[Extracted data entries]

_____

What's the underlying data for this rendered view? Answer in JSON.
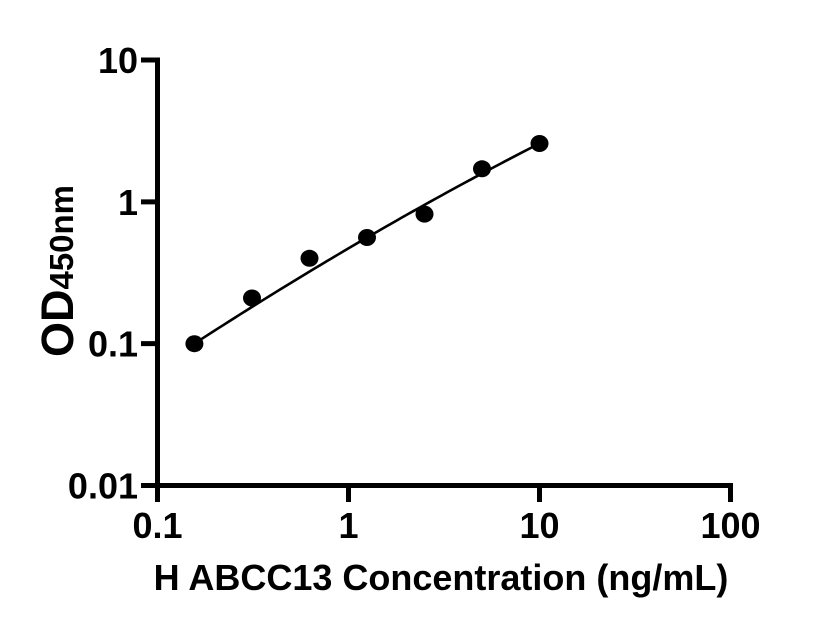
{
  "chart_data": {
    "type": "scatter",
    "title": "",
    "xlabel": "H ABCC13 Concentration (ng/mL)",
    "ylabel": "OD450nm",
    "ylabel_main": "OD",
    "ylabel_sub": "450nm",
    "x_scale": "log",
    "y_scale": "log",
    "xlim": [
      0.1,
      100
    ],
    "ylim": [
      0.01,
      10
    ],
    "x_ticks": [
      {
        "v": 0.1,
        "label": "0.1"
      },
      {
        "v": 1,
        "label": "1"
      },
      {
        "v": 10,
        "label": "10"
      },
      {
        "v": 100,
        "label": "100"
      }
    ],
    "y_ticks": [
      {
        "v": 10,
        "label": "10"
      },
      {
        "v": 1,
        "label": "1"
      },
      {
        "v": 0.1,
        "label": "0.1"
      },
      {
        "v": 0.01,
        "label": "0.01"
      }
    ],
    "series": [
      {
        "marker": "filled-circle",
        "color": "#000000",
        "x": [
          0.156,
          0.3125,
          0.625,
          1.25,
          2.5,
          5,
          10
        ],
        "y": [
          0.1,
          0.21,
          0.4,
          0.56,
          0.82,
          1.71,
          2.58
        ]
      }
    ],
    "fit_line": {
      "style": "smooth-log-log-fit",
      "color": "#000000"
    },
    "grid": false,
    "legend": "none",
    "background": "#ffffff",
    "axis_color": "#000000"
  }
}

_____

Except for the pictures, copy the material above exactly.

## Solution for this exercise
What's the underlying data for this rendered view? Answer in JSON.
{
  "chart_data": {
    "type": "scatter",
    "title": "",
    "xlabel": "H ABCC13 Concentration (ng/mL)",
    "ylabel": "OD450nm",
    "ylabel_main": "OD",
    "ylabel_sub": "450nm",
    "x_scale": "log",
    "y_scale": "log",
    "xlim": [
      0.1,
      100
    ],
    "ylim": [
      0.01,
      10
    ],
    "x_ticks": [
      {
        "v": 0.1,
        "label": "0.1"
      },
      {
        "v": 1,
        "label": "1"
      },
      {
        "v": 10,
        "label": "10"
      },
      {
        "v": 100,
        "label": "100"
      }
    ],
    "y_ticks": [
      {
        "v": 10,
        "label": "10"
      },
      {
        "v": 1,
        "label": "1"
      },
      {
        "v": 0.1,
        "label": "0.1"
      },
      {
        "v": 0.01,
        "label": "0.01"
      }
    ],
    "series": [
      {
        "marker": "filled-circle",
        "color": "#000000",
        "x": [
          0.156,
          0.3125,
          0.625,
          1.25,
          2.5,
          5,
          10
        ],
        "y": [
          0.1,
          0.21,
          0.4,
          0.56,
          0.82,
          1.71,
          2.58
        ]
      }
    ],
    "fit_line": {
      "style": "smooth-log-log-fit",
      "color": "#000000"
    },
    "grid": false,
    "legend": "none",
    "background": "#ffffff",
    "axis_color": "#000000"
  }
}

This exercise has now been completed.